-- Start Information supplied --

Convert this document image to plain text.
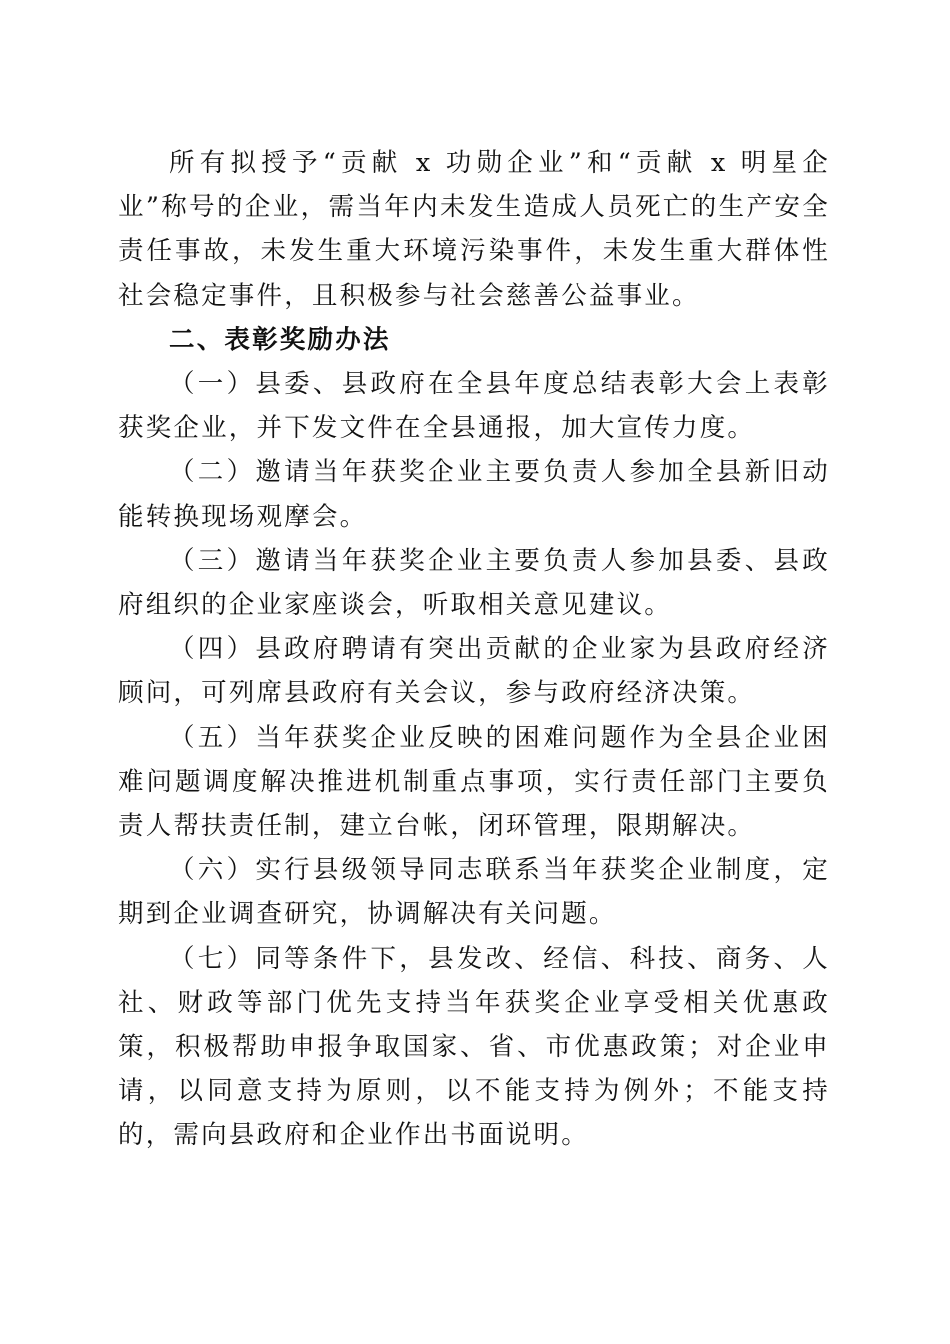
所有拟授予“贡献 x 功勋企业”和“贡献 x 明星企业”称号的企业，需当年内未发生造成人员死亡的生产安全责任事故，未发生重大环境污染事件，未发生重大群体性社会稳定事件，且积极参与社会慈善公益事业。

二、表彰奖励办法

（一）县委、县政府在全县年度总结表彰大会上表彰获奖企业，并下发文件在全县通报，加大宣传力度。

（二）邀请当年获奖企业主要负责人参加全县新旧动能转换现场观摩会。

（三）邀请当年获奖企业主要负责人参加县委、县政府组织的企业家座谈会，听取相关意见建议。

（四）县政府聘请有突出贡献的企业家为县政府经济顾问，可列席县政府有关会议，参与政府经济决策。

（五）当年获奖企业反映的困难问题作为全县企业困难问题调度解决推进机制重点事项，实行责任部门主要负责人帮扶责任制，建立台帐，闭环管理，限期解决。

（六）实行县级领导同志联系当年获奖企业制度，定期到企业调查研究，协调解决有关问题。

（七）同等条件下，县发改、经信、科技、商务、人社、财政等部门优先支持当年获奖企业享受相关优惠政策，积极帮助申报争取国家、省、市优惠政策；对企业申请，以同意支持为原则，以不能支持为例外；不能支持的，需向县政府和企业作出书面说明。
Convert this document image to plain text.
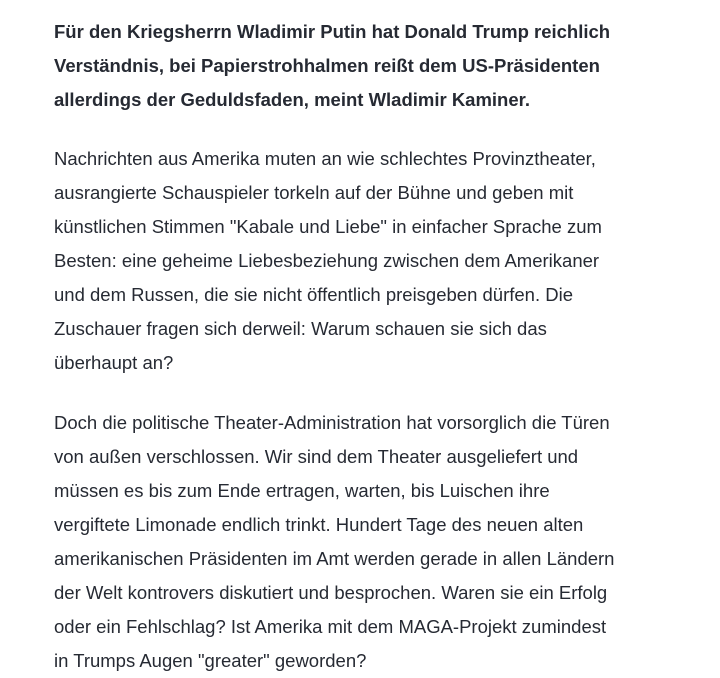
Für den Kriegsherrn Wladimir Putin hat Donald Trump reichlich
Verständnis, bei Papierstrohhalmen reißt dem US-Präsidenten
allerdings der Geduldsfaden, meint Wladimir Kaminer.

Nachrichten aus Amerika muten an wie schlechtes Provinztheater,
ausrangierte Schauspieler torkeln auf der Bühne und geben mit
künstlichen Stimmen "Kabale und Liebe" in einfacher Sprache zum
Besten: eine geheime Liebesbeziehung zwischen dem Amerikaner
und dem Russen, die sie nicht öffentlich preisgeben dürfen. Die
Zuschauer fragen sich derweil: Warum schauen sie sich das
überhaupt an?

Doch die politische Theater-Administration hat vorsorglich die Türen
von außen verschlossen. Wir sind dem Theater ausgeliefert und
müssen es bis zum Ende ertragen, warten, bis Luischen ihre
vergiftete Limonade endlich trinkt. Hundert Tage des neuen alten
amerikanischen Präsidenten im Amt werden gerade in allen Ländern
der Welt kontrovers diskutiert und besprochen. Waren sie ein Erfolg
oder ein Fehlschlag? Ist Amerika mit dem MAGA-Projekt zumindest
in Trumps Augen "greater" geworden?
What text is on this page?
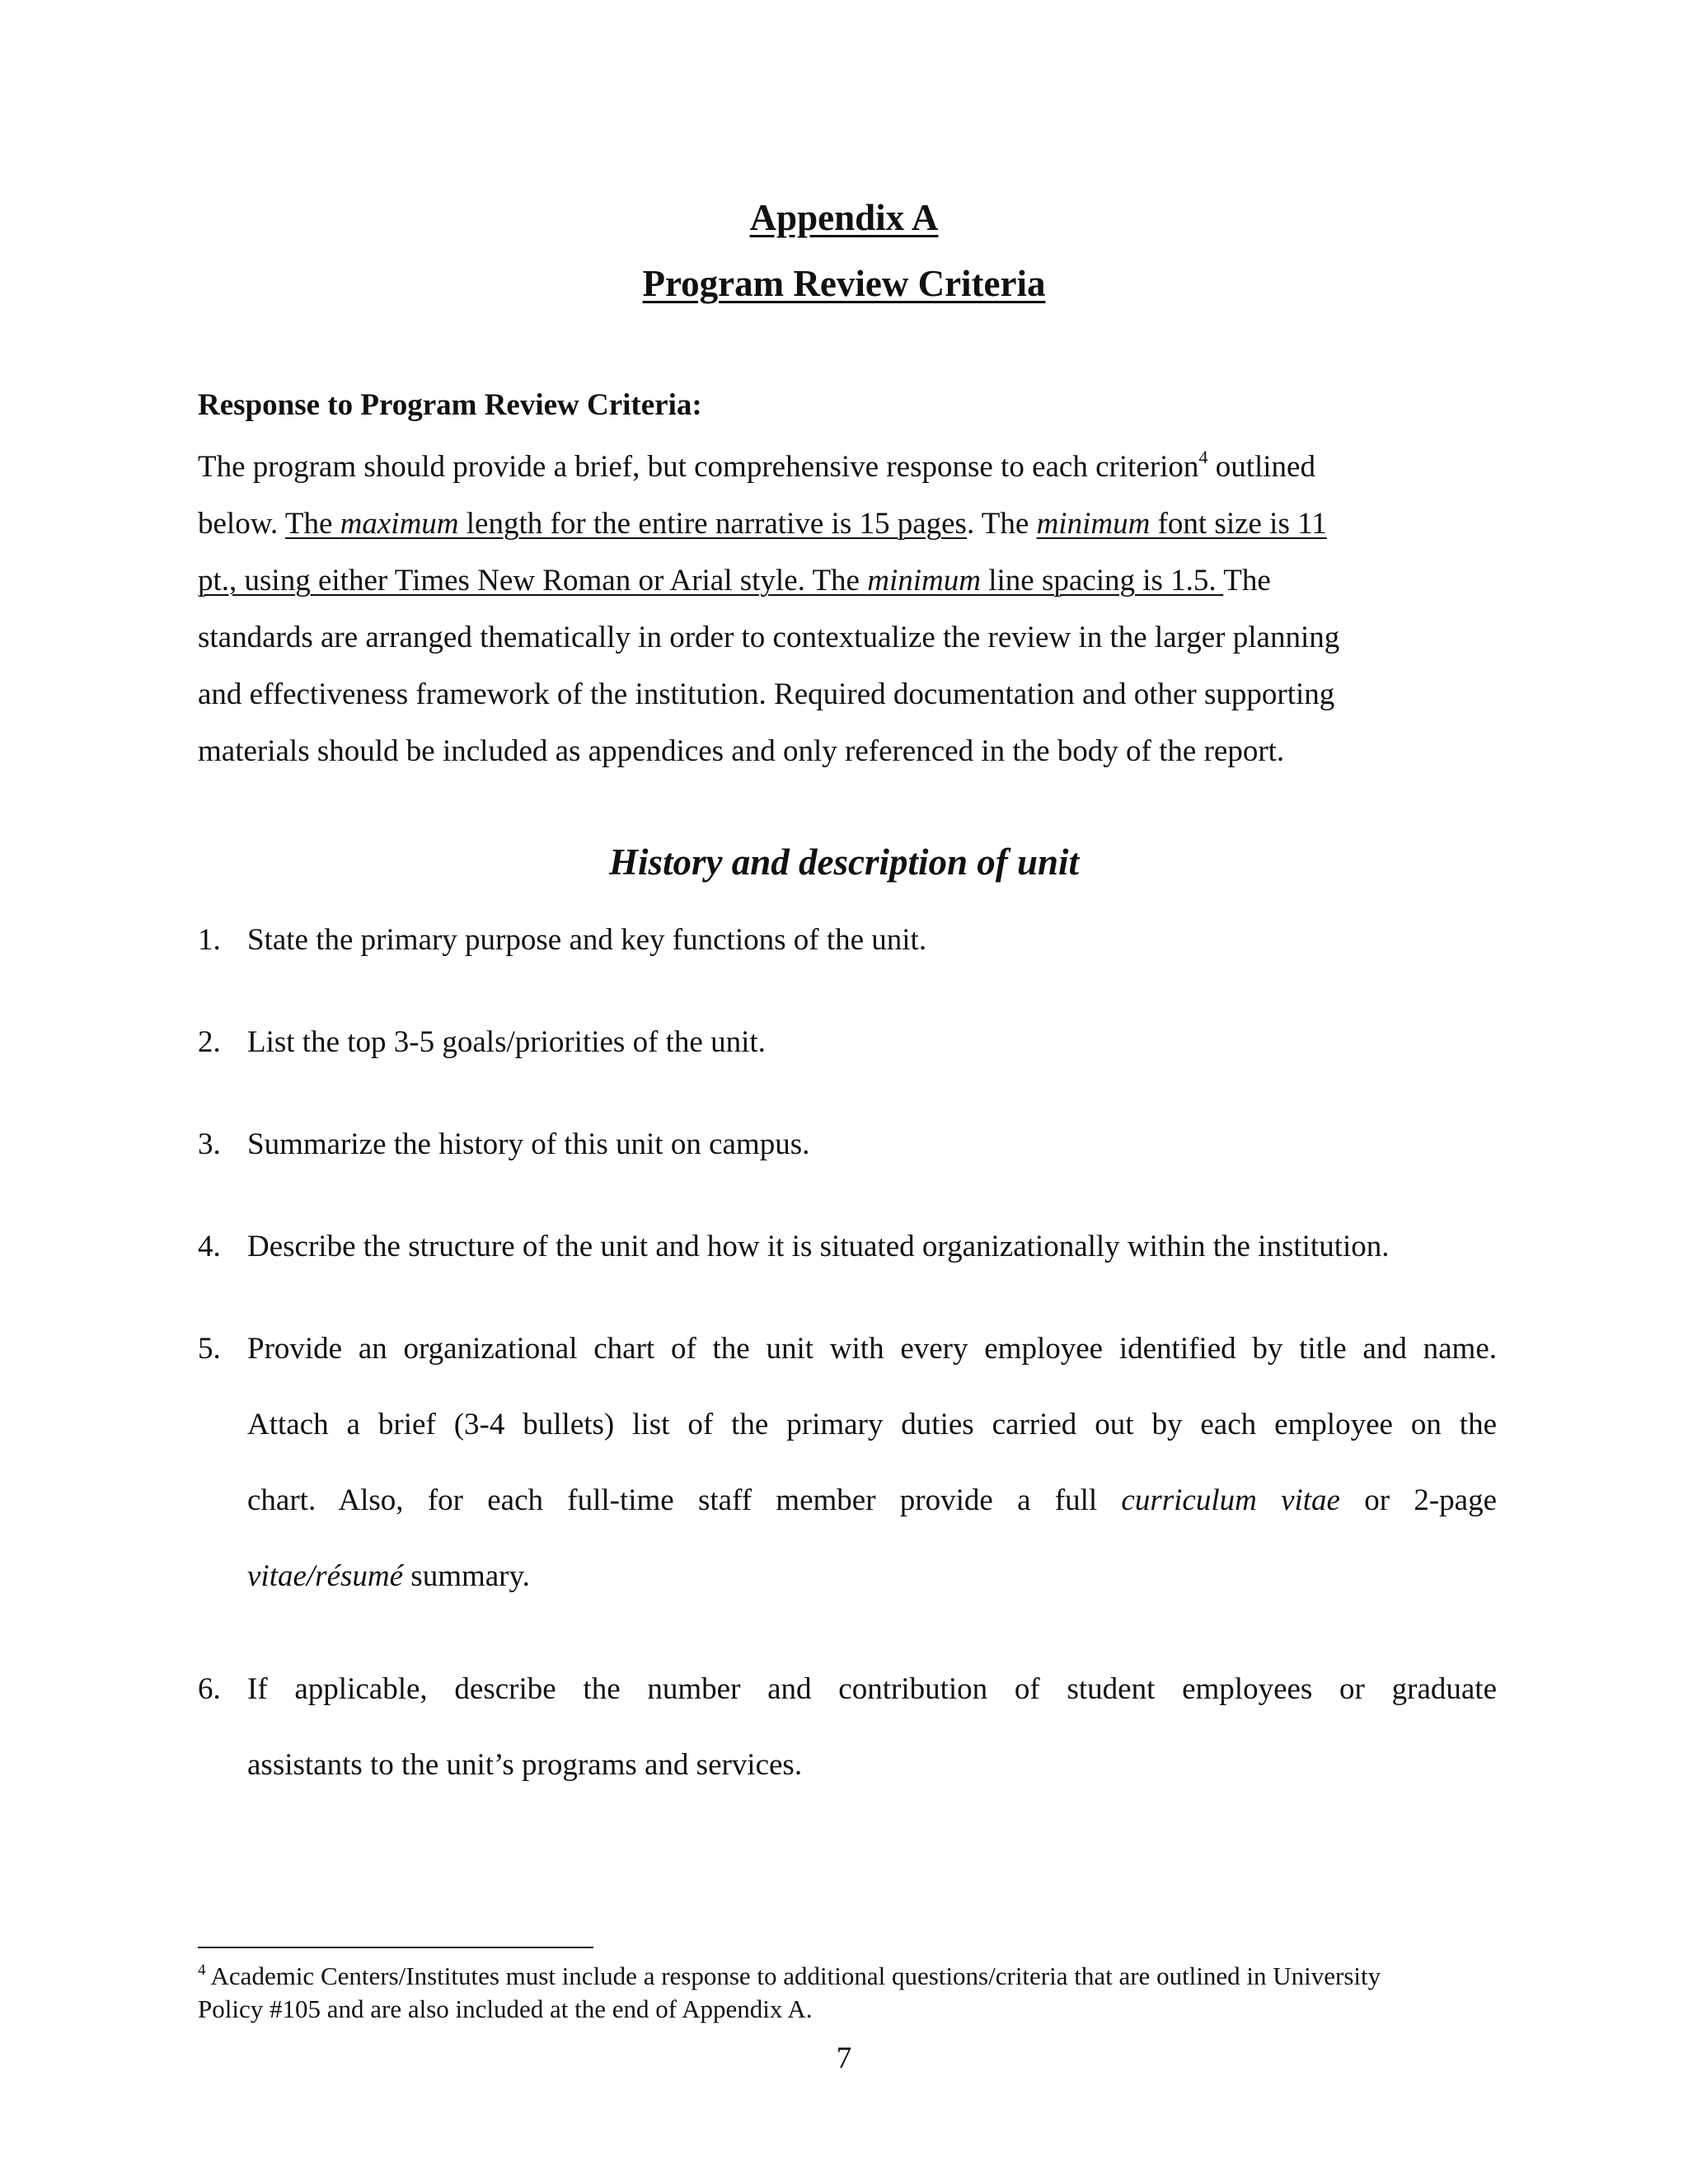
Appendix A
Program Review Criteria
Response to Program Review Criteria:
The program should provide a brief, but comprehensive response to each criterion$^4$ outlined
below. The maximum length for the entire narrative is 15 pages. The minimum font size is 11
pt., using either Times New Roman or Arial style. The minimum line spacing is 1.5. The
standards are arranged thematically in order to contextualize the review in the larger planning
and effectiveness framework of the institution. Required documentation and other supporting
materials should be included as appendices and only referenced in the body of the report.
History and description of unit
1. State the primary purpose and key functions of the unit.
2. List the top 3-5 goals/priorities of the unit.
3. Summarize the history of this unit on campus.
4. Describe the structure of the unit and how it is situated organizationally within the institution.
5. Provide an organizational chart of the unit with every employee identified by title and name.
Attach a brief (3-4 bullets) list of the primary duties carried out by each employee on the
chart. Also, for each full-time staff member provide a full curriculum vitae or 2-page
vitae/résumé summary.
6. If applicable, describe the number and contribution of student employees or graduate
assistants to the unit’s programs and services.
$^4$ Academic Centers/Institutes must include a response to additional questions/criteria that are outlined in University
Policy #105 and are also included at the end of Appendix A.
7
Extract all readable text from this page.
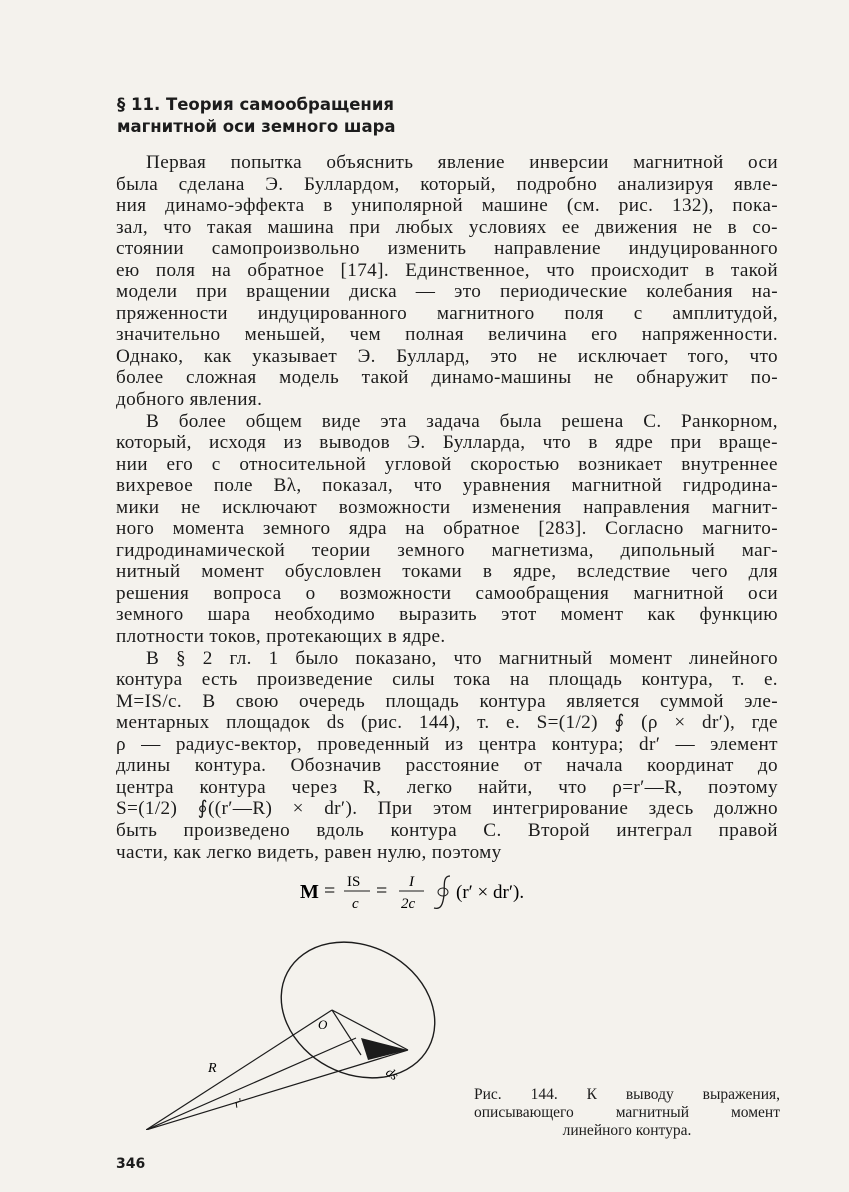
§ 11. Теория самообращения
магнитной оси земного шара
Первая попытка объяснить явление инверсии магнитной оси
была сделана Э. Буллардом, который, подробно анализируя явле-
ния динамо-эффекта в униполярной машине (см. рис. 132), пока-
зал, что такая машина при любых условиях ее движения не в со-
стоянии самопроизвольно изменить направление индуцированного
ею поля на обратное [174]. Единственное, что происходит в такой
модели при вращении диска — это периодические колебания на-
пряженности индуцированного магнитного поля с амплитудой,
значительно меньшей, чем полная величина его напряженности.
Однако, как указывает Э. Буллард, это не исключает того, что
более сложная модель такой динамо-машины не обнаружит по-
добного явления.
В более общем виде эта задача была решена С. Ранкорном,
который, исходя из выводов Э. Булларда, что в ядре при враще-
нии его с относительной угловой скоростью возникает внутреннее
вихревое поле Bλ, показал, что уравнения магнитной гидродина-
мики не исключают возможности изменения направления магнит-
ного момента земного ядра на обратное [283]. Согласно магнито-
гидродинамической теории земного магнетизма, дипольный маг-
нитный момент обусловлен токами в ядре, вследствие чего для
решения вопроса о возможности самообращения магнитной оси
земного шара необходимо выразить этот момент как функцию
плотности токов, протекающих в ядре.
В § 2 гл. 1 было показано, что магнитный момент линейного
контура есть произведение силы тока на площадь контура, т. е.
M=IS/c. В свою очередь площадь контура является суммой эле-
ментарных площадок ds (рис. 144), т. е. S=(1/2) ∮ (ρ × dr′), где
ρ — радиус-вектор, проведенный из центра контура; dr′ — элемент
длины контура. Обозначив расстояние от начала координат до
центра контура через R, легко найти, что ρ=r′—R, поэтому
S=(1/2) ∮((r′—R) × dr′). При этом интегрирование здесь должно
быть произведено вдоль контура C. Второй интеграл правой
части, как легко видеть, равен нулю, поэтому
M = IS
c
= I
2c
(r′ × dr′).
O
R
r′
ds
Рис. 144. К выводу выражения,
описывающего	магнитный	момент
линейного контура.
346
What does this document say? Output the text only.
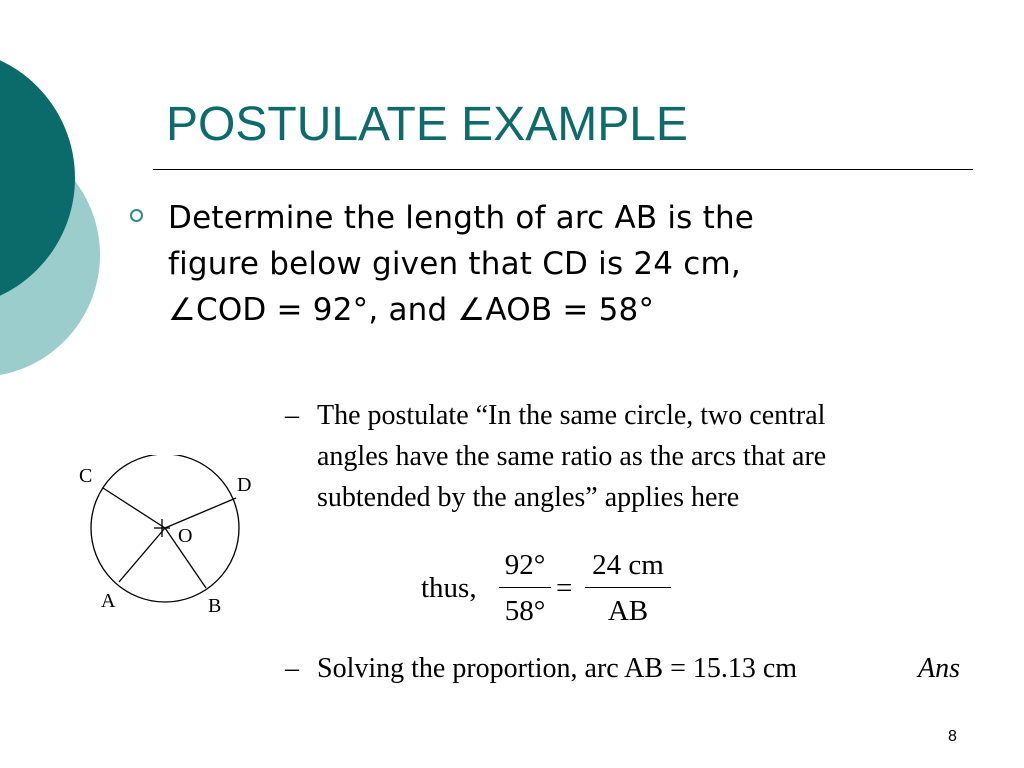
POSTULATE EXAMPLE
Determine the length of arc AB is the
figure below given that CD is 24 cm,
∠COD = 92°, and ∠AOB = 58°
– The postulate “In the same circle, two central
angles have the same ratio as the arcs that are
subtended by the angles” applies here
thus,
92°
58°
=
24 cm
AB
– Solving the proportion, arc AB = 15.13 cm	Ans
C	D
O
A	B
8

-- End Information supplied --

### Task brief
From the data above, copy each line where the string "индуцированного" appears.

### Task answer
стоянии самопроизвольно изменить направление индуцированного
пряженности индуцированного магнитного поля с амплитудой,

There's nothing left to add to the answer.